- [What you are asked to do]: Copy each line exactly.

- [Task data]:
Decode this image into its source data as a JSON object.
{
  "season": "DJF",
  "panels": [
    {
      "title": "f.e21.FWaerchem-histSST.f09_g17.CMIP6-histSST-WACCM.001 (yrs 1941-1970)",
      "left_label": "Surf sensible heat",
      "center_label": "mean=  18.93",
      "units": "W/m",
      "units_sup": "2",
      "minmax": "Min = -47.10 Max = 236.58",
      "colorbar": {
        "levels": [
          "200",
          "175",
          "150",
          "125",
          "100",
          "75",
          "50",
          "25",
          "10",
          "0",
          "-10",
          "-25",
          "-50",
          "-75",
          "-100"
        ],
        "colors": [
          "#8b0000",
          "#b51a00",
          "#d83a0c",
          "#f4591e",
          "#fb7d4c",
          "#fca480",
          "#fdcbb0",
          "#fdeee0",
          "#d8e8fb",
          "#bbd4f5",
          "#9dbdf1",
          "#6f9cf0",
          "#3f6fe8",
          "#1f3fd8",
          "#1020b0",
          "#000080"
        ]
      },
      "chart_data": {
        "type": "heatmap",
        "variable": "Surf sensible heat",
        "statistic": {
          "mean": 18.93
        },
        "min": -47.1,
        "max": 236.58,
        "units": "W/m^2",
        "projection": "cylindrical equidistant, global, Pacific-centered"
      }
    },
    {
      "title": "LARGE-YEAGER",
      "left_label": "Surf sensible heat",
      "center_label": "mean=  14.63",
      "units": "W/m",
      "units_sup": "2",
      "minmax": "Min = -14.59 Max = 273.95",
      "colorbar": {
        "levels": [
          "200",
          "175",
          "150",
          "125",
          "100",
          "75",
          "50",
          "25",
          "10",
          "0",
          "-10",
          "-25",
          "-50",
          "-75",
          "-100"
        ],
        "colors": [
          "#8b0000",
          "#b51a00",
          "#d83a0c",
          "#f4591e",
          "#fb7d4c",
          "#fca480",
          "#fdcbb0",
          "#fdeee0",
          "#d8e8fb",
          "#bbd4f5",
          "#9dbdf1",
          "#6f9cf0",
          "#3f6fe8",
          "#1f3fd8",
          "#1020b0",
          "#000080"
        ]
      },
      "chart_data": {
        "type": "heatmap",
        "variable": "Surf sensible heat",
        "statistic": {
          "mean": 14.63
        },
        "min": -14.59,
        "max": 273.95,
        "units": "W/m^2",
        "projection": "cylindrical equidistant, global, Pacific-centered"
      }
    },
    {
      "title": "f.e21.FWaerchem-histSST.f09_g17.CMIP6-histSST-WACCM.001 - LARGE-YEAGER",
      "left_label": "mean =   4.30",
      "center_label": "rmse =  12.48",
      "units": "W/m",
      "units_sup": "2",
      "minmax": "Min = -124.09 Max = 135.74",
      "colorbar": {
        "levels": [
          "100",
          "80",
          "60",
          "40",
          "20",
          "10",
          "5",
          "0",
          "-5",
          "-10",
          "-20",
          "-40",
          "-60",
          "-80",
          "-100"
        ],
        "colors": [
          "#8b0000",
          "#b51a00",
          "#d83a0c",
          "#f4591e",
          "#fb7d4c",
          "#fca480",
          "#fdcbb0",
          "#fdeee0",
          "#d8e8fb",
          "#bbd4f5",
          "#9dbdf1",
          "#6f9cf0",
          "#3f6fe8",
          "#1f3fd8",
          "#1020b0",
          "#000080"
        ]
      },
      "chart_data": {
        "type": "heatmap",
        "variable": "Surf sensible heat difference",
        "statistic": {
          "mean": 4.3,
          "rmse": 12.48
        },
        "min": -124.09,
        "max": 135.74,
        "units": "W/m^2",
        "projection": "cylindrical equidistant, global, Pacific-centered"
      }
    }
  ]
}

- [Reply]:
Decode this image into its source data as a JSON object.
{
  "season": "DJF",
  "panels": [
    {
      "title": "f.e21.FWaerchem-histSST.f09_g17.CMIP6-histSST-WACCM.001 (yrs 1941-1970)",
      "left_label": "Surf sensible heat",
      "center_label": "mean=  18.93",
      "units": "W/m",
      "units_sup": "2",
      "minmax": "Min = -47.10 Max = 236.58",
      "colorbar": {
        "levels": [
          "200",
          "175",
          "150",
          "125",
          "100",
          "75",
          "50",
          "25",
          "10",
          "0",
          "-10",
          "-25",
          "-50",
          "-75",
          "-100"
        ],
        "colors": [
          "#8b0000",
          "#b51a00",
          "#d83a0c",
          "#f4591e",
          "#fb7d4c",
          "#fca480",
          "#fdcbb0",
          "#fdeee0",
          "#d8e8fb",
          "#bbd4f5",
          "#9dbdf1",
          "#6f9cf0",
          "#3f6fe8",
          "#1f3fd8",
          "#1020b0",
          "#000080"
        ]
      },
      "chart_data": {
        "type": "heatmap",
        "variable": "Surf sensible heat",
        "statistic": {
          "mean": 18.93
        },
        "min": -47.1,
        "max": 236.58,
        "units": "W/m^2",
        "projection": "cylindrical equidistant, global, Pacific-centered"
      }
    },
    {
      "title": "LARGE-YEAGER",
      "left_label": "Surf sensible heat",
      "center_label": "mean=  14.63",
      "units": "W/m",
      "units_sup": "2",
      "minmax": "Min = -14.59 Max = 273.95",
      "colorbar": {
        "levels": [
          "200",
          "175",
          "150",
          "125",
          "100",
          "75",
          "50",
          "25",
          "10",
          "0",
          "-10",
          "-25",
          "-50",
          "-75",
          "-100"
        ],
        "colors": [
          "#8b0000",
          "#b51a00",
          "#d83a0c",
          "#f4591e",
          "#fb7d4c",
          "#fca480",
          "#fdcbb0",
          "#fdeee0",
          "#d8e8fb",
          "#bbd4f5",
          "#9dbdf1",
          "#6f9cf0",
          "#3f6fe8",
          "#1f3fd8",
          "#1020b0",
          "#000080"
        ]
      },
      "chart_data": {
        "type": "heatmap",
        "variable": "Surf sensible heat",
        "statistic": {
          "mean": 14.63
        },
        "min": -14.59,
        "max": 273.95,
        "units": "W/m^2",
        "projection": "cylindrical equidistant, global, Pacific-centered"
      }
    },
    {
      "title": "f.e21.FWaerchem-histSST.f09_g17.CMIP6-histSST-WACCM.001 - LARGE-YEAGER",
      "left_label": "mean =   4.30",
      "center_label": "rmse =  12.48",
      "units": "W/m",
      "units_sup": "2",
      "minmax": "Min = -124.09 Max = 135.74",
      "colorbar": {
        "levels": [
          "100",
          "80",
          "60",
          "40",
          "20",
          "10",
          "5",
          "0",
          "-5",
          "-10",
          "-20",
          "-40",
          "-60",
          "-80",
          "-100"
        ],
        "colors": [
          "#8b0000",
          "#b51a00",
          "#d83a0c",
          "#f4591e",
          "#fb7d4c",
          "#fca480",
          "#fdcbb0",
          "#fdeee0",
          "#d8e8fb",
          "#bbd4f5",
          "#9dbdf1",
          "#6f9cf0",
          "#3f6fe8",
          "#1f3fd8",
          "#1020b0",
          "#000080"
        ]
      },
      "chart_data": {
        "type": "heatmap",
        "variable": "Surf sensible heat difference",
        "statistic": {
          "mean": 4.3,
          "rmse": 12.48
        },
        "min": -124.09,
        "max": 135.74,
        "units": "W/m^2",
        "projection": "cylindrical equidistant, global, Pacific-centered"
      }
    }
  ]
}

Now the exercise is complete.